Problem: Please write out the material below exactly as given.

───── Material for the task ─────

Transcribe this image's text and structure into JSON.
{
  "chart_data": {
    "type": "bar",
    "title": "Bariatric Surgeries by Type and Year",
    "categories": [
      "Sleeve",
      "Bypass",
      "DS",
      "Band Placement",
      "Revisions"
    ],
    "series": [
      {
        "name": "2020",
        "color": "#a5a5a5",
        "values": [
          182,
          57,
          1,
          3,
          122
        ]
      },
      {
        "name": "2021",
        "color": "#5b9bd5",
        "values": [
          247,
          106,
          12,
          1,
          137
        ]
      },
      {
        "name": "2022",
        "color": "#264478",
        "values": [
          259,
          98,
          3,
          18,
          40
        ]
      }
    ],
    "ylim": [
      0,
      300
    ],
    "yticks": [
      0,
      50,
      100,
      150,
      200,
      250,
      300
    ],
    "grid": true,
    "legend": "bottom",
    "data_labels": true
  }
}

─────

Exercise solution:
Transcribe this image's text and structure into JSON.
{
  "chart_data": {
    "type": "bar",
    "title": "Bariatric Surgeries by Type and Year",
    "categories": [
      "Sleeve",
      "Bypass",
      "DS",
      "Band Placement",
      "Revisions"
    ],
    "series": [
      {
        "name": "2020",
        "color": "#a5a5a5",
        "values": [
          182,
          57,
          1,
          3,
          122
        ]
      },
      {
        "name": "2021",
        "color": "#5b9bd5",
        "values": [
          247,
          106,
          12,
          1,
          137
        ]
      },
      {
        "name": "2022",
        "color": "#264478",
        "values": [
          259,
          98,
          3,
          18,
          40
        ]
      }
    ],
    "ylim": [
      0,
      300
    ],
    "yticks": [
      0,
      50,
      100,
      150,
      200,
      250,
      300
    ],
    "grid": true,
    "legend": "bottom",
    "data_labels": true
  }
}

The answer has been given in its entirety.